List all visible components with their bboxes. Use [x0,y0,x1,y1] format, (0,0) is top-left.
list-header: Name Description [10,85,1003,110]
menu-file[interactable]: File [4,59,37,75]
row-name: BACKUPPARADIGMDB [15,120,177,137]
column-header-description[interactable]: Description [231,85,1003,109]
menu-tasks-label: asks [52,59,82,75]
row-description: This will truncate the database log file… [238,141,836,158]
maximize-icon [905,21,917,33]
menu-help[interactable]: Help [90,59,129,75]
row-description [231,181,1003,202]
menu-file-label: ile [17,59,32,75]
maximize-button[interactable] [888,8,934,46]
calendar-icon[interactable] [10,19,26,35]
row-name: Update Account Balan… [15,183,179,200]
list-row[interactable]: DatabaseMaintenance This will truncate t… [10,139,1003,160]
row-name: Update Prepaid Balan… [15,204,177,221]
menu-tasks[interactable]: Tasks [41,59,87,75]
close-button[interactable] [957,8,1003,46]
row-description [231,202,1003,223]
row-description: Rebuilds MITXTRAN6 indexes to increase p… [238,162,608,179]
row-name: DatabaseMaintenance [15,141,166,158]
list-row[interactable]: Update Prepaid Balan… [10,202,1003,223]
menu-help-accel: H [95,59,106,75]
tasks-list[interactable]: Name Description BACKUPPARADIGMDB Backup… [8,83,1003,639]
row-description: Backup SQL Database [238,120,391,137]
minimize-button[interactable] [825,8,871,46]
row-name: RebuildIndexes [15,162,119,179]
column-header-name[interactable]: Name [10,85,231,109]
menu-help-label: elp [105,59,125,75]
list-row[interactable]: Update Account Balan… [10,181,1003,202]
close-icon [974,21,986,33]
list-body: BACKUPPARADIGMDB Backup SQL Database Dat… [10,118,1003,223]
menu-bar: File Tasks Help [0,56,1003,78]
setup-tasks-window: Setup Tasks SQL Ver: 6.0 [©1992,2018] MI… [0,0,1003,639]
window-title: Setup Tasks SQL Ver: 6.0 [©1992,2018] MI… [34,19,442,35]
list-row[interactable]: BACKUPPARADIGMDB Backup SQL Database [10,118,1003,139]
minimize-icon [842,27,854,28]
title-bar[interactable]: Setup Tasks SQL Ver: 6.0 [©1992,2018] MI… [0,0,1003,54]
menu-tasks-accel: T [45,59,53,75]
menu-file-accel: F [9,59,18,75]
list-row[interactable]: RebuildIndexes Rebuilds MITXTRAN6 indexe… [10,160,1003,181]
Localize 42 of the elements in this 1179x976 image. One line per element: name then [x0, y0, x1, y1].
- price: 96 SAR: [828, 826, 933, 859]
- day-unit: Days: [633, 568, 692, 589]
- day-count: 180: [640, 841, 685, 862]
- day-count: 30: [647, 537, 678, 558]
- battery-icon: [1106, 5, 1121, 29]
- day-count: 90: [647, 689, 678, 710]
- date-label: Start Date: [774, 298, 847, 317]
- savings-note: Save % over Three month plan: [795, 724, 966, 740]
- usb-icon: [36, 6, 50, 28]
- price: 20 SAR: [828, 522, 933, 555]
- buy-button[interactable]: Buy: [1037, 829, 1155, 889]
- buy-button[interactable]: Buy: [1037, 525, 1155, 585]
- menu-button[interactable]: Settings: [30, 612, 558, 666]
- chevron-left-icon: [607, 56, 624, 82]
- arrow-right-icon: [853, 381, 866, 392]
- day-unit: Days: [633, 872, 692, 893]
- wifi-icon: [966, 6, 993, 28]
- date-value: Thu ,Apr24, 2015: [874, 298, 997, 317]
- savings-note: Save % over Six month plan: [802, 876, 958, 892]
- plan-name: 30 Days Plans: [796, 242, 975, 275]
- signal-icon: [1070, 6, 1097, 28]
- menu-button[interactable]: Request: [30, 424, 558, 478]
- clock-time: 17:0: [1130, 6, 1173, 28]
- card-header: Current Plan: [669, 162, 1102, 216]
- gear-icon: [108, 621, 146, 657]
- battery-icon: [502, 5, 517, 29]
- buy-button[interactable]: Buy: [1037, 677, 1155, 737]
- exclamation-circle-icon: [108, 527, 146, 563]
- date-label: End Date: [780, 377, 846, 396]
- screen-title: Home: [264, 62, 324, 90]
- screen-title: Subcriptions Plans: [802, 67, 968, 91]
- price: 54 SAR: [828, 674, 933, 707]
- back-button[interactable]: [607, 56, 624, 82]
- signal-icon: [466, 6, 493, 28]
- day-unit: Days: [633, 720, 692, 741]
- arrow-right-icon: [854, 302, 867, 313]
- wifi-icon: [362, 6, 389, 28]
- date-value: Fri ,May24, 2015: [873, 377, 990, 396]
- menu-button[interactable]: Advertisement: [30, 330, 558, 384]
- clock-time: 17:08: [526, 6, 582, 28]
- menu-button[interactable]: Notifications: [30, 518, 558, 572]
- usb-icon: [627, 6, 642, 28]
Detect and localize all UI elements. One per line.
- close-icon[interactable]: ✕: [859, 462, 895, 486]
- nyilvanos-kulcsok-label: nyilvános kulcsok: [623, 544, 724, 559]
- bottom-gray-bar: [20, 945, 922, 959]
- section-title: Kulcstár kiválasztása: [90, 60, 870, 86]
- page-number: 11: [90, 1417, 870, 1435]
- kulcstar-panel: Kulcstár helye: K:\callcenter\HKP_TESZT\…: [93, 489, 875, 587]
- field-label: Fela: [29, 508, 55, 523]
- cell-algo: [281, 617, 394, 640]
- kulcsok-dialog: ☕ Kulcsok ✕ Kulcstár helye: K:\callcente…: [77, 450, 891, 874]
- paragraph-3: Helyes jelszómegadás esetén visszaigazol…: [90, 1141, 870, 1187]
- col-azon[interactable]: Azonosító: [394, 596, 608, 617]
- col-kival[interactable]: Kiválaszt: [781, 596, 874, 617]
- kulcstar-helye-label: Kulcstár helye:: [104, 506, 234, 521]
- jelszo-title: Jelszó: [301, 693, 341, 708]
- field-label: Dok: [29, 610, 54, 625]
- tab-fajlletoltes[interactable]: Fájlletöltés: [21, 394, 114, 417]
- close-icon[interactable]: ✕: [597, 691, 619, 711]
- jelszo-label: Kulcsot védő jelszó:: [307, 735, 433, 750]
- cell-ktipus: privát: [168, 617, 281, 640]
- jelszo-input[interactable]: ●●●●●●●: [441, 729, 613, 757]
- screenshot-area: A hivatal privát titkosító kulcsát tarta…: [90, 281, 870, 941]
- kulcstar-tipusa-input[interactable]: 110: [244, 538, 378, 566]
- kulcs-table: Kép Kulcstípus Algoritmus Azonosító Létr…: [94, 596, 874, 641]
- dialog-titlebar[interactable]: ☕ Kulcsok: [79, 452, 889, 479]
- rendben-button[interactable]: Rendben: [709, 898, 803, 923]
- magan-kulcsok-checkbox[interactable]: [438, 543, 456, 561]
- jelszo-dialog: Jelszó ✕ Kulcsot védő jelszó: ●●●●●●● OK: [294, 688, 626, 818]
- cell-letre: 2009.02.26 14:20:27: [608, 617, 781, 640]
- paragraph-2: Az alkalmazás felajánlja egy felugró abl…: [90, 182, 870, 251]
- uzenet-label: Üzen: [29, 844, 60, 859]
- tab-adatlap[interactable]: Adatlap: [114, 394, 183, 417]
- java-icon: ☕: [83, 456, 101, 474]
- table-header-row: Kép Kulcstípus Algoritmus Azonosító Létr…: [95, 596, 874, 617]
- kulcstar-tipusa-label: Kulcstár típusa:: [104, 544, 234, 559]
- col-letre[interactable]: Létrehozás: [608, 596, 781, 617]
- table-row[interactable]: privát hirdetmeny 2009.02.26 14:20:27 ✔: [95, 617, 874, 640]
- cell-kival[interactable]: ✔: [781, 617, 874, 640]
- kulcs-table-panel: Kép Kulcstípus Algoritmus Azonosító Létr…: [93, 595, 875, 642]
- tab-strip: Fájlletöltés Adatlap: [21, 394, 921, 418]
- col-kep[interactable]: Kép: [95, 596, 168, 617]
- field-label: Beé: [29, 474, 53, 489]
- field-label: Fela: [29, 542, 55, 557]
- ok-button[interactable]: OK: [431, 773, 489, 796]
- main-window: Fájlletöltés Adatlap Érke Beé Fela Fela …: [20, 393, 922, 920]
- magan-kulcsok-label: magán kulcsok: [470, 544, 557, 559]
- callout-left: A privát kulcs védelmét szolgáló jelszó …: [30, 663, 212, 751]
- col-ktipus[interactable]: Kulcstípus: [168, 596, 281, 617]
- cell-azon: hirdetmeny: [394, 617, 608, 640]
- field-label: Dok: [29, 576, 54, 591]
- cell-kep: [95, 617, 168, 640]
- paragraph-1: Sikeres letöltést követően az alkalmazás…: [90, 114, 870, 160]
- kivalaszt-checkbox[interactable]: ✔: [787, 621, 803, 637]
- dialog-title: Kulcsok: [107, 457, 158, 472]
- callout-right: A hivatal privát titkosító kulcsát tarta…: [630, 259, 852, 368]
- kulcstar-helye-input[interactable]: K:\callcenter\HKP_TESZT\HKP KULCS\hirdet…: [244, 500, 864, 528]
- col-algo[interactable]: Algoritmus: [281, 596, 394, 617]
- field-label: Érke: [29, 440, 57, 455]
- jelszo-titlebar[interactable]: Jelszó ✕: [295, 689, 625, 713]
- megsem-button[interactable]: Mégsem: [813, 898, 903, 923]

** WHAT IS REQUIRED **
Reproduce the listing above verbatim, from its first line through the line containing "row-name: RebuildIndexes [15,162,119,179]", including both of those lines.

** WRITTEN REPLY **
List all visible components with their bboxes. Use [x0,y0,x1,y1] format, (0,0) is top-left.
list-header: Name Description [10,85,1003,110]
menu-file[interactable]: File [4,59,37,75]
row-name: BACKUPPARADIGMDB [15,120,177,137]
column-header-description[interactable]: Description [231,85,1003,109]
menu-tasks-label: asks [52,59,82,75]
row-description: This will truncate the database log file… [238,141,836,158]
maximize-icon [905,21,917,33]
menu-help[interactable]: Help [90,59,129,75]
row-description [231,181,1003,202]
menu-file-label: ile [17,59,32,75]
maximize-button[interactable] [888,8,934,46]
calendar-icon[interactable] [10,19,26,35]
row-name: Update Account Balan… [15,183,179,200]
list-row[interactable]: DatabaseMaintenance This will truncate t… [10,139,1003,160]
row-name: Update Prepaid Balan… [15,204,177,221]
menu-tasks[interactable]: Tasks [41,59,87,75]
close-button[interactable] [957,8,1003,46]
row-description [231,202,1003,223]
row-description: Rebuilds MITXTRAN6 indexes to increase p… [238,162,608,179]
row-name: DatabaseMaintenance [15,141,166,158]
list-row[interactable]: Update Prepaid Balan… [10,202,1003,223]
menu-help-accel: H [95,59,106,75]
tasks-list[interactable]: Name Description BACKUPPARADIGMDB Backup… [8,83,1003,639]
row-description: Backup SQL Database [238,120,391,137]
minimize-button[interactable] [825,8,871,46]
row-name: RebuildIndexes [15,162,119,179]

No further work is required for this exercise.